(begin)
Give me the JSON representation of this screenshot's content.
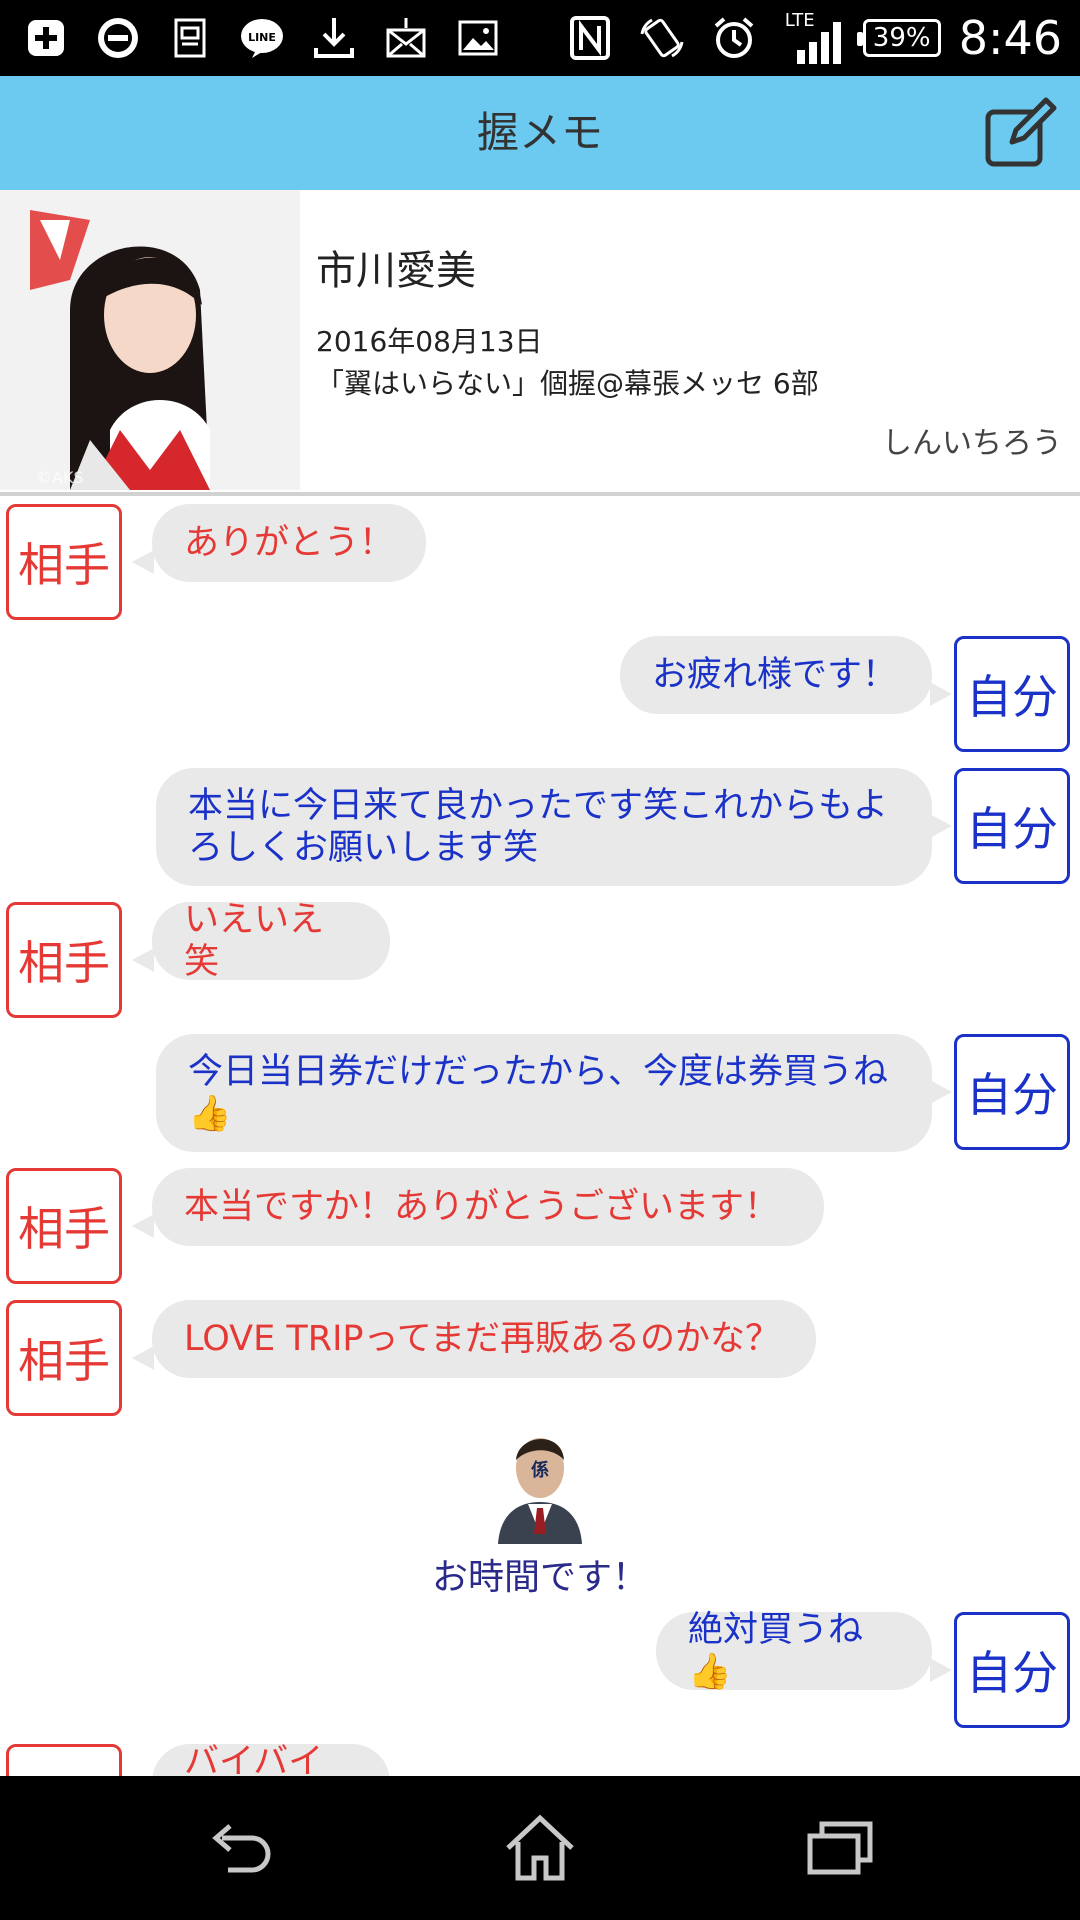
{
  "status_bar": {
    "icons": [
      "plus-icon",
      "showroom-icon",
      "copy-icon",
      "line-icon",
      "download-icon",
      "mail-icon",
      "image-icon",
      "nfc-icon",
      "rotate-icon",
      "alarm-icon",
      "signal-icon"
    ],
    "network": "LTE",
    "battery": "39%",
    "time": "8:46"
  },
  "header": {
    "title": "握メモ",
    "edit_icon": "edit-icon"
  },
  "profile": {
    "name": "市川愛美",
    "date": "2016年08月13日",
    "event": "「翼はいらない」個握@幕張メッセ 6部",
    "user": "しんいちろう",
    "photo_watermark": "©AKS"
  },
  "labels": {
    "other": "相手",
    "me": "自分"
  },
  "messages": [
    {
      "side": "other",
      "text": "ありがとう！"
    },
    {
      "side": "me",
      "text": "お疲れ様です！"
    },
    {
      "side": "me",
      "text": "本当に今日来て良かったです笑これからもよろしくお願いします笑"
    },
    {
      "side": "other",
      "text": "いえいえ笑"
    },
    {
      "side": "me",
      "text": "今日当日券だけだったから、今度は券買うね👍"
    },
    {
      "side": "other",
      "text": "本当ですか！ありがとうございます！"
    },
    {
      "side": "other",
      "text": "LOVE TRIPってまだ再販あるのかな？"
    },
    {
      "side": "me",
      "text": "絶対買うね👍"
    },
    {
      "side": "other",
      "text": "バイバイ👋"
    }
  ],
  "staff": {
    "avatar_label": "係",
    "text": "お時間です！"
  },
  "nav": {
    "back": "back-icon",
    "home": "home-icon",
    "recents": "recents-icon"
  },
  "colors": {
    "header": "#6ccaf1",
    "other": "#e53935",
    "me": "#1a32c8",
    "bubble": "#e9e9e9"
  }
}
(end)
■ Task goal
Give the entries again word for word, but skip the pictures.

■ Answer for the task
Give me the JSON representation of this screenshot's content.
{
  "status_bar": {
    "icons": [
      "plus-icon",
      "showroom-icon",
      "copy-icon",
      "line-icon",
      "download-icon",
      "mail-icon",
      "image-icon",
      "nfc-icon",
      "rotate-icon",
      "alarm-icon",
      "signal-icon"
    ],
    "network": "LTE",
    "battery": "39%",
    "time": "8:46"
  },
  "header": {
    "title": "握メモ",
    "edit_icon": "edit-icon"
  },
  "profile": {
    "name": "市川愛美",
    "date": "2016年08月13日",
    "event": "「翼はいらない」個握@幕張メッセ 6部",
    "user": "しんいちろう",
    "photo_watermark": "©AKS"
  },
  "labels": {
    "other": "相手",
    "me": "自分"
  },
  "messages": [
    {
      "side": "other",
      "text": "ありがとう！"
    },
    {
      "side": "me",
      "text": "お疲れ様です！"
    },
    {
      "side": "me",
      "text": "本当に今日来て良かったです笑これからもよろしくお願いします笑"
    },
    {
      "side": "other",
      "text": "いえいえ笑"
    },
    {
      "side": "me",
      "text": "今日当日券だけだったから、今度は券買うね👍"
    },
    {
      "side": "other",
      "text": "本当ですか！ありがとうございます！"
    },
    {
      "side": "other",
      "text": "LOVE TRIPってまだ再販あるのかな？"
    },
    {
      "side": "me",
      "text": "絶対買うね👍"
    },
    {
      "side": "other",
      "text": "バイバイ👋"
    }
  ],
  "staff": {
    "avatar_label": "係",
    "text": "お時間です！"
  },
  "nav": {
    "back": "back-icon",
    "home": "home-icon",
    "recents": "recents-icon"
  },
  "colors": {
    "header": "#6ccaf1",
    "other": "#e53935",
    "me": "#1a32c8",
    "bubble": "#e9e9e9"
  }
}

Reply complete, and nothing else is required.